--- start ---

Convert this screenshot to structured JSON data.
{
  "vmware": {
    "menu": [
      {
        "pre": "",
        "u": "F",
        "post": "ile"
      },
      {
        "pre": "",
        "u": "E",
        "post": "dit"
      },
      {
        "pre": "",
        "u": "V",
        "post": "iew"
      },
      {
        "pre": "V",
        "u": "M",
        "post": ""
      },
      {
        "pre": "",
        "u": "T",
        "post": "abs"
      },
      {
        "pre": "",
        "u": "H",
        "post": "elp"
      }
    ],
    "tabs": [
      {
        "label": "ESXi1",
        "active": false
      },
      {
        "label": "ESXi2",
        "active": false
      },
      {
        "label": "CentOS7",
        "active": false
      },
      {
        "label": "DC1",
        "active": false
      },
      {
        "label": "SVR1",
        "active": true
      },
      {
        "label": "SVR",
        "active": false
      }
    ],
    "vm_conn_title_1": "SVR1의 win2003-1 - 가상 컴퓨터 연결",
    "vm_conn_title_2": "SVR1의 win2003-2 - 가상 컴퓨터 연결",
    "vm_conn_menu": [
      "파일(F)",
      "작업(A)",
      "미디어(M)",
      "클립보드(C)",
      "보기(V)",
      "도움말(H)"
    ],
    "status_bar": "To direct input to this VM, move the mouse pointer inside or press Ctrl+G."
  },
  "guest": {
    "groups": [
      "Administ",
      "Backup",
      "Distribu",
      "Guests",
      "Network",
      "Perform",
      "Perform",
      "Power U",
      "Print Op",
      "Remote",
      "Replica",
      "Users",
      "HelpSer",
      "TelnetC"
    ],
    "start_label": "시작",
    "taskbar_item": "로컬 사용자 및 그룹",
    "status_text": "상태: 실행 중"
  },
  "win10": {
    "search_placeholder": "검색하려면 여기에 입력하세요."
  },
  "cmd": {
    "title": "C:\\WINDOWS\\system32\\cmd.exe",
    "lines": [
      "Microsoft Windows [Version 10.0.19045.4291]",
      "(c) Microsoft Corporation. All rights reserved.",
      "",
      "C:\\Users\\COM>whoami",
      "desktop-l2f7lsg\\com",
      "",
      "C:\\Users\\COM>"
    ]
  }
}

--- end ---

◆ What you are asked to do:
Transcribe all the entries, keeping each one exactly as it is.

◆ Solution:
Convert this screenshot to structured JSON data.
{
  "vmware": {
    "menu": [
      {
        "pre": "",
        "u": "F",
        "post": "ile"
      },
      {
        "pre": "",
        "u": "E",
        "post": "dit"
      },
      {
        "pre": "",
        "u": "V",
        "post": "iew"
      },
      {
        "pre": "V",
        "u": "M",
        "post": ""
      },
      {
        "pre": "",
        "u": "T",
        "post": "abs"
      },
      {
        "pre": "",
        "u": "H",
        "post": "elp"
      }
    ],
    "tabs": [
      {
        "label": "ESXi1",
        "active": false
      },
      {
        "label": "ESXi2",
        "active": false
      },
      {
        "label": "CentOS7",
        "active": false
      },
      {
        "label": "DC1",
        "active": false
      },
      {
        "label": "SVR1",
        "active": true
      },
      {
        "label": "SVR",
        "active": false
      }
    ],
    "vm_conn_title_1": "SVR1의 win2003-1 - 가상 컴퓨터 연결",
    "vm_conn_title_2": "SVR1의 win2003-2 - 가상 컴퓨터 연결",
    "vm_conn_menu": [
      "파일(F)",
      "작업(A)",
      "미디어(M)",
      "클립보드(C)",
      "보기(V)",
      "도움말(H)"
    ],
    "status_bar": "To direct input to this VM, move the mouse pointer inside or press Ctrl+G."
  },
  "guest": {
    "groups": [
      "Administ",
      "Backup",
      "Distribu",
      "Guests",
      "Network",
      "Perform",
      "Perform",
      "Power U",
      "Print Op",
      "Remote",
      "Replica",
      "Users",
      "HelpSer",
      "TelnetC"
    ],
    "start_label": "시작",
    "taskbar_item": "로컬 사용자 및 그룹",
    "status_text": "상태: 실행 중"
  },
  "win10": {
    "search_placeholder": "검색하려면 여기에 입력하세요."
  },
  "cmd": {
    "title": "C:\\WINDOWS\\system32\\cmd.exe",
    "lines": [
      "Microsoft Windows [Version 10.0.19045.4291]",
      "(c) Microsoft Corporation. All rights reserved.",
      "",
      "C:\\Users\\COM>whoami",
      "desktop-l2f7lsg\\com",
      "",
      "C:\\Users\\COM>"
    ]
  }
}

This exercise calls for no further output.